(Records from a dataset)
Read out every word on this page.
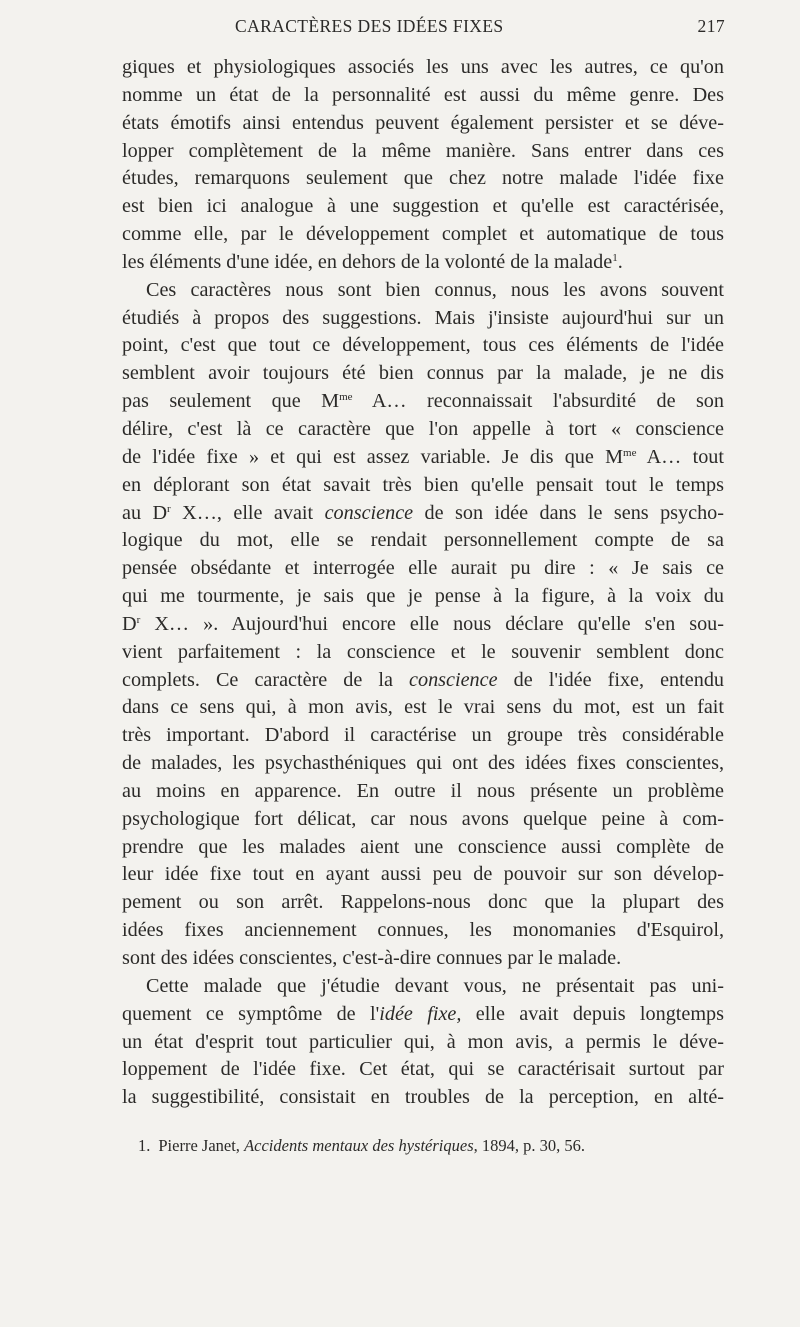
CARACTÈRES DES IDÉES FIXES	217
giques et physiologiques associés les uns avec les autres, ce qu'on
nomme un état de la personnalité est aussi du même genre. Des
états émotifs ainsi entendus peuvent également persister et se déve-
lopper complètement de la même manière. Sans entrer dans ces
études, remarquons seulement que chez notre malade l'idée fixe
est bien ici analogue à une suggestion et qu'elle est caractérisée,
comme elle, par le développement complet et automatique de tous
les éléments d'une idée, en dehors de la volonté de la malade$^1$.
Ces caractères nous sont bien connus, nous les avons souvent
étudiés à propos des suggestions. Mais j'insiste aujourd'hui sur un
point, c'est que tout ce développement, tous ces éléments de l'idée
semblent avoir toujours été bien connus par la malade, je ne dis
pas seulement que $M^{me}$ A… reconnaissait l'absurdité de son
délire, c'est là ce caractère que l'on appelle à tort « conscience
de l'idée fixe » et qui est assez variable. Je dis que $M^{me}$ A… tout
en déplorant son état savait très bien qu'elle pensait tout le temps
au $D^r$ X…, elle avait conscience de son idée dans le sens psycho-
logique du mot, elle se rendait personnellement compte de sa
pensée obsédante et interrogée elle aurait pu dire : « Je sais ce
qui me tourmente, je sais que je pense à la figure, à la voix du
$D^r$ X… ». Aujourd'hui encore elle nous déclare qu'elle s'en sou-
vient parfaitement : la conscience et le souvenir semblent donc
complets. Ce caractère de la conscience de l'idée fixe, entendu
dans ce sens qui, à mon avis, est le vrai sens du mot, est un fait
très important. D'abord il caractérise un groupe très considérable
de malades, les psychasthéniques qui ont des idées fixes conscientes,
au moins en apparence. En outre il nous présente un problème
psychologique fort délicat, car nous avons quelque peine à com-
prendre que les malades aient une conscience aussi complète de
leur idée fixe tout en ayant aussi peu de pouvoir sur son dévelop-
pement ou son arrêt. Rappelons-nous donc que la plupart des
idées fixes anciennement connues, les monomanies d'Esquirol,
sont des idées conscientes, c'est-à-dire connues par le malade.
Cette malade que j'étudie devant vous, ne présentait pas uni-
quement ce symptôme de l'idée fixe, elle avait depuis longtemps
un état d'esprit tout particulier qui, à mon avis, a permis le déve-
loppement de l'idée fixe. Cet état, qui se caractérisait surtout par
la suggestibilité, consistait en troubles de la perception, en alté-
1. Pierre Janet, Accidents mentaux des hystériques, 1894, p. 30, 56.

Task description: Each record above must be returned exactly as written, with its pictures omitted.

Answer below:
Read out every word on this page.
CARACTÈRES DES IDÉES FIXES	217
giques et physiologiques associés les uns avec les autres, ce qu'on
nomme un état de la personnalité est aussi du même genre. Des
états émotifs ainsi entendus peuvent également persister et se déve-
lopper complètement de la même manière. Sans entrer dans ces
études, remarquons seulement que chez notre malade l'idée fixe
est bien ici analogue à une suggestion et qu'elle est caractérisée,
comme elle, par le développement complet et automatique de tous
les éléments d'une idée, en dehors de la volonté de la malade$^1$.
Ces caractères nous sont bien connus, nous les avons souvent
étudiés à propos des suggestions. Mais j'insiste aujourd'hui sur un
point, c'est que tout ce développement, tous ces éléments de l'idée
semblent avoir toujours été bien connus par la malade, je ne dis
pas seulement que $M^{me}$ A… reconnaissait l'absurdité de son
délire, c'est là ce caractère que l'on appelle à tort « conscience
de l'idée fixe » et qui est assez variable. Je dis que $M^{me}$ A… tout
en déplorant son état savait très bien qu'elle pensait tout le temps
au $D^r$ X…, elle avait conscience de son idée dans le sens psycho-
logique du mot, elle se rendait personnellement compte de sa
pensée obsédante et interrogée elle aurait pu dire : « Je sais ce
qui me tourmente, je sais que je pense à la figure, à la voix du
$D^r$ X… ». Aujourd'hui encore elle nous déclare qu'elle s'en sou-
vient parfaitement : la conscience et le souvenir semblent donc
complets. Ce caractère de la conscience de l'idée fixe, entendu
dans ce sens qui, à mon avis, est le vrai sens du mot, est un fait
très important. D'abord il caractérise un groupe très considérable
de malades, les psychasthéniques qui ont des idées fixes conscientes,
au moins en apparence. En outre il nous présente un problème
psychologique fort délicat, car nous avons quelque peine à com-
prendre que les malades aient une conscience aussi complète de
leur idée fixe tout en ayant aussi peu de pouvoir sur son dévelop-
pement ou son arrêt. Rappelons-nous donc que la plupart des
idées fixes anciennement connues, les monomanies d'Esquirol,
sont des idées conscientes, c'est-à-dire connues par le malade.
Cette malade que j'étudie devant vous, ne présentait pas uni-
quement ce symptôme de l'idée fixe, elle avait depuis longtemps
un état d'esprit tout particulier qui, à mon avis, a permis le déve-
loppement de l'idée fixe. Cet état, qui se caractérisait surtout par
la suggestibilité, consistait en troubles de la perception, en alté-
1. Pierre Janet, Accidents mentaux des hystériques, 1894, p. 30, 56.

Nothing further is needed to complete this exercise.